---------- SOURCE RECORDS
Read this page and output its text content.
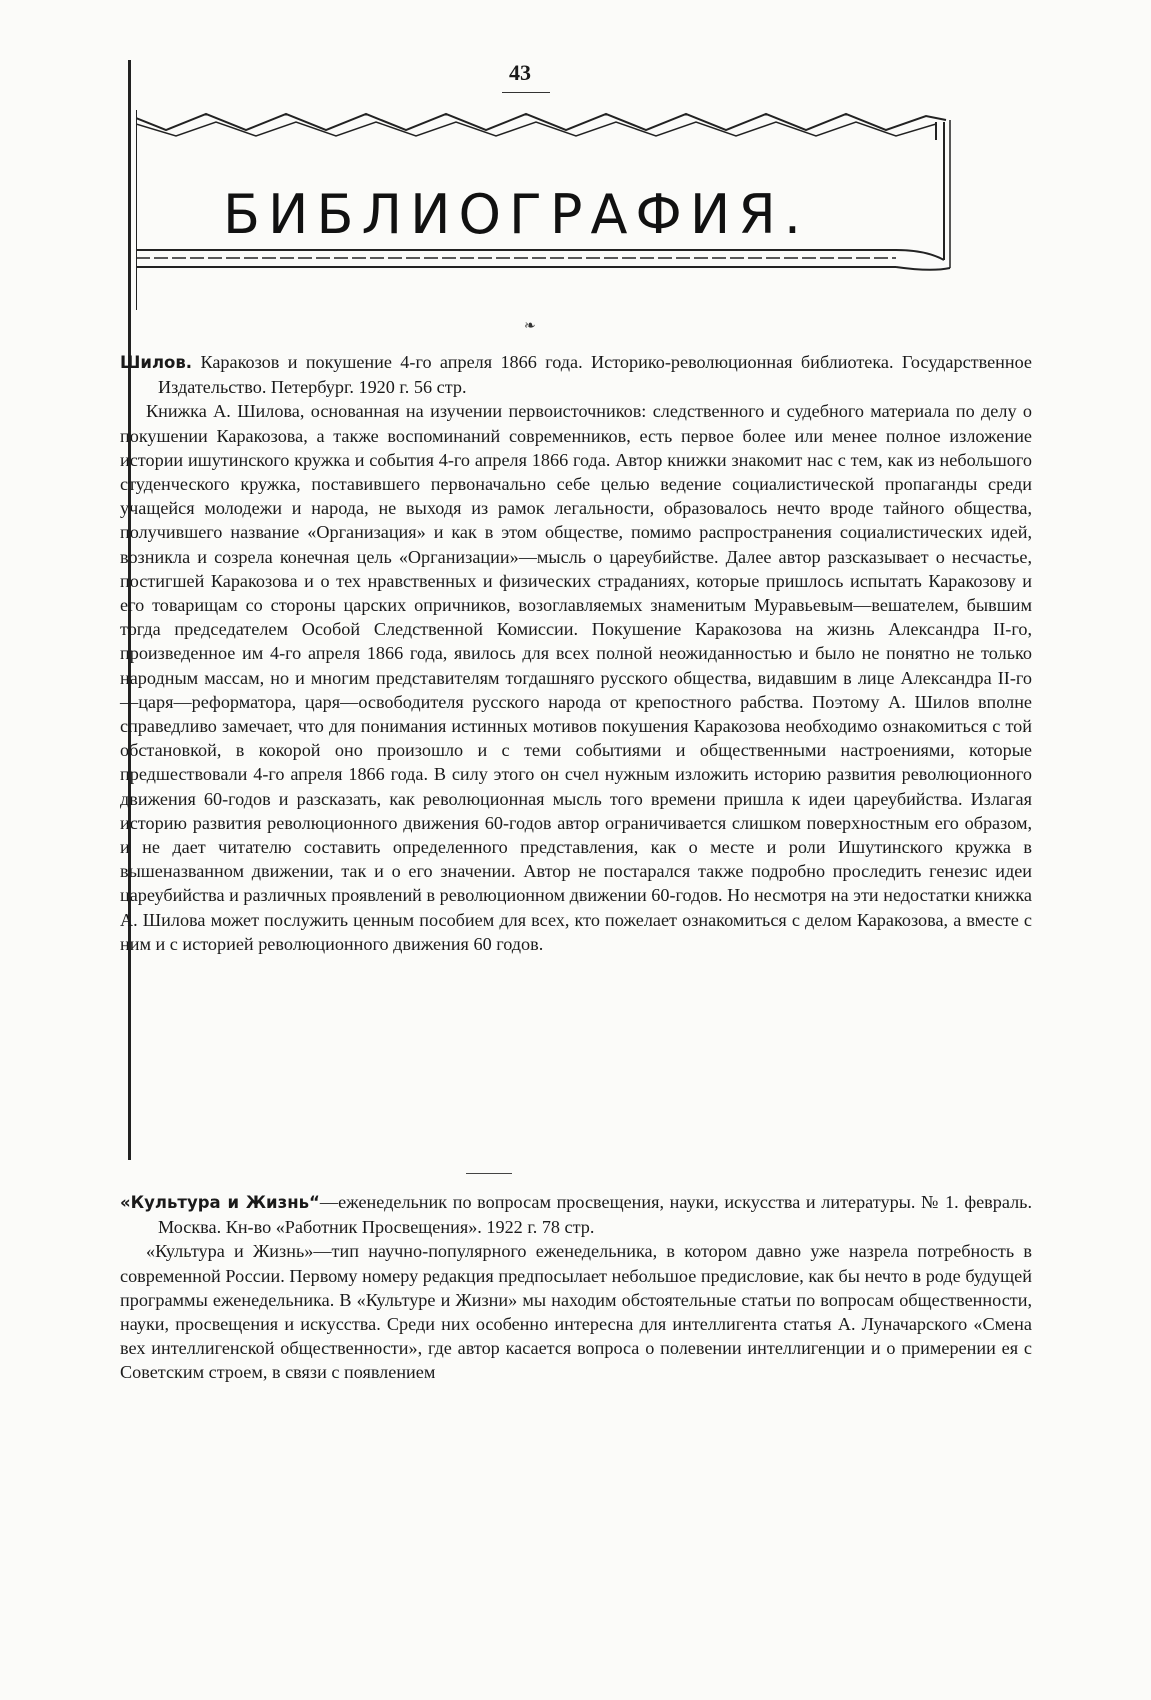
43
БИБЛИОГРАФИЯ.
❧

Шилов. Каракозов и покушение 4-го апреля 1866 года. Историко-революционная библиотека. Государственное Издательство. Петербург. 1920 г. 56 стр.

Книжка А. Шилова, основанная на изучении первоисточников: следственного и судебного материала по делу о покушении Каракозова, а также воспоминаний современников, есть первое более или менее полное изложение истории ишутинского кружка и события 4-го апреля 1866 года. Автор книжки знакомит нас с тем, как из небольшого студенческого кружка, поставившего первоначально себе целью ведение социалистической пропаганды среди учащейся молодежи и народа, не выходя из рамок легальности, образовалось нечто вроде тайного общества, получившего название «Организация» и как в этом обществе, помимо распространения социалистических идей, возникла и созрела конечная цель «Организации»—мысль о цареубийстве. Далее автор разсказывает о несчастье, постигшей Каракозова и о тех нравственных и физических страданиях, которые пришлось испытать Каракозову и его товарищам со стороны царских опричников, возоглавляемых знаменитым Муравьевым—вешателем, бывшим тогда председателем Особой Следственной Комиссии. Покушение Каракозова на жизнь Александра II-го, произведенное им 4-го апреля 1866 года, явилось для всех полной неожиданностью и было не понятно не только народным массам, но и многим представителям тогдашняго русского общества, видавшим в лице Александра II-го —царя—реформатора, царя—освободителя русского народа от крепостного рабства. Поэтому А. Шилов вполне справедливо замечает, что для понимания истинных мотивов покушения Каракозова необходимо ознакомиться с той обстановкой, в кокорой оно произошло и с теми событиями и общественными настроениями, которые предшествовали 4-го апреля 1866 года. В силу этого он счел нужным изложить историю развития революционного движения 60-годов и разсказать, как революционная мысль того времени пришла к идеи цареубийства. Излагая историю развития революционного движения 60-годов автор ограничивается слишком поверхностным его образом, и не дает читателю составить определенного представления, как о месте и роли Ишутинского кружка в вышеназванном движении, так и о его значении. Автор не постарался также подробно проследить генезис идеи цареубийства и различных проявлений в революционном движении 60-годов. Но несмотря на эти недостатки книжка А. Шилова может послужить ценным пособием для всех, кто пожелает ознакомиться с делом Каракозова, а вместе с ним и с историей революционного движения 60 годов.

«Культура и Жизнь“—еженедельник по вопросам просвещения, науки, искусства и литературы. № 1. февраль. Москва. Кн-во «Работник Просвещения». 1922 г. 78 стр.

«Культура и Жизнь»—тип научно-популярного еженедельника, в котором давно уже назрела потребность в современной России. Первому номеру редакция предпосылает небольшое предисловие, как бы нечто в роде будущей программы еженедельника. В «Культуре и Жизни» мы находим обстоятельные статьи по вопросам общественности, науки, просвещения и искусства. Среди них особенно интересна для интеллигента статья А. Луначарского «Смена вех интеллигенской общественности», где автор касается вопроса о полевении интеллигенции и о примерении ея с Советским строем, в связи с появлением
--------------------
* EXERCISE *
Scan the data above; copy every line where "просвещения" appears.

* ANSWER TO THIS EXERCISE *
«Культура и Жизнь“—еженедельник по вопросам просвещения, науки, искусства и литературы. № 1. февраль. Москва. Кн-во «Работник Просвещения». 1922 г. 78 стр.
«Культура и Жизнь»—тип научно-популярного еженедельника, в котором давно уже назрела потребность в современной России. Первому номеру редакция предпосылает небольшое предисловие, как бы нечто в роде будущей программы еженедельника. В «Культуре и Жизни» мы находим обстоятельные статьи по вопросам общественности, науки, просвещения и искусства. Среди них особенно интересна для интеллигента статья А. Луначарского «Смена вех интеллигенской общественности», где автор касается вопроса о полевении интеллигенции и о примерении ея с Советским строем, в связи с появлением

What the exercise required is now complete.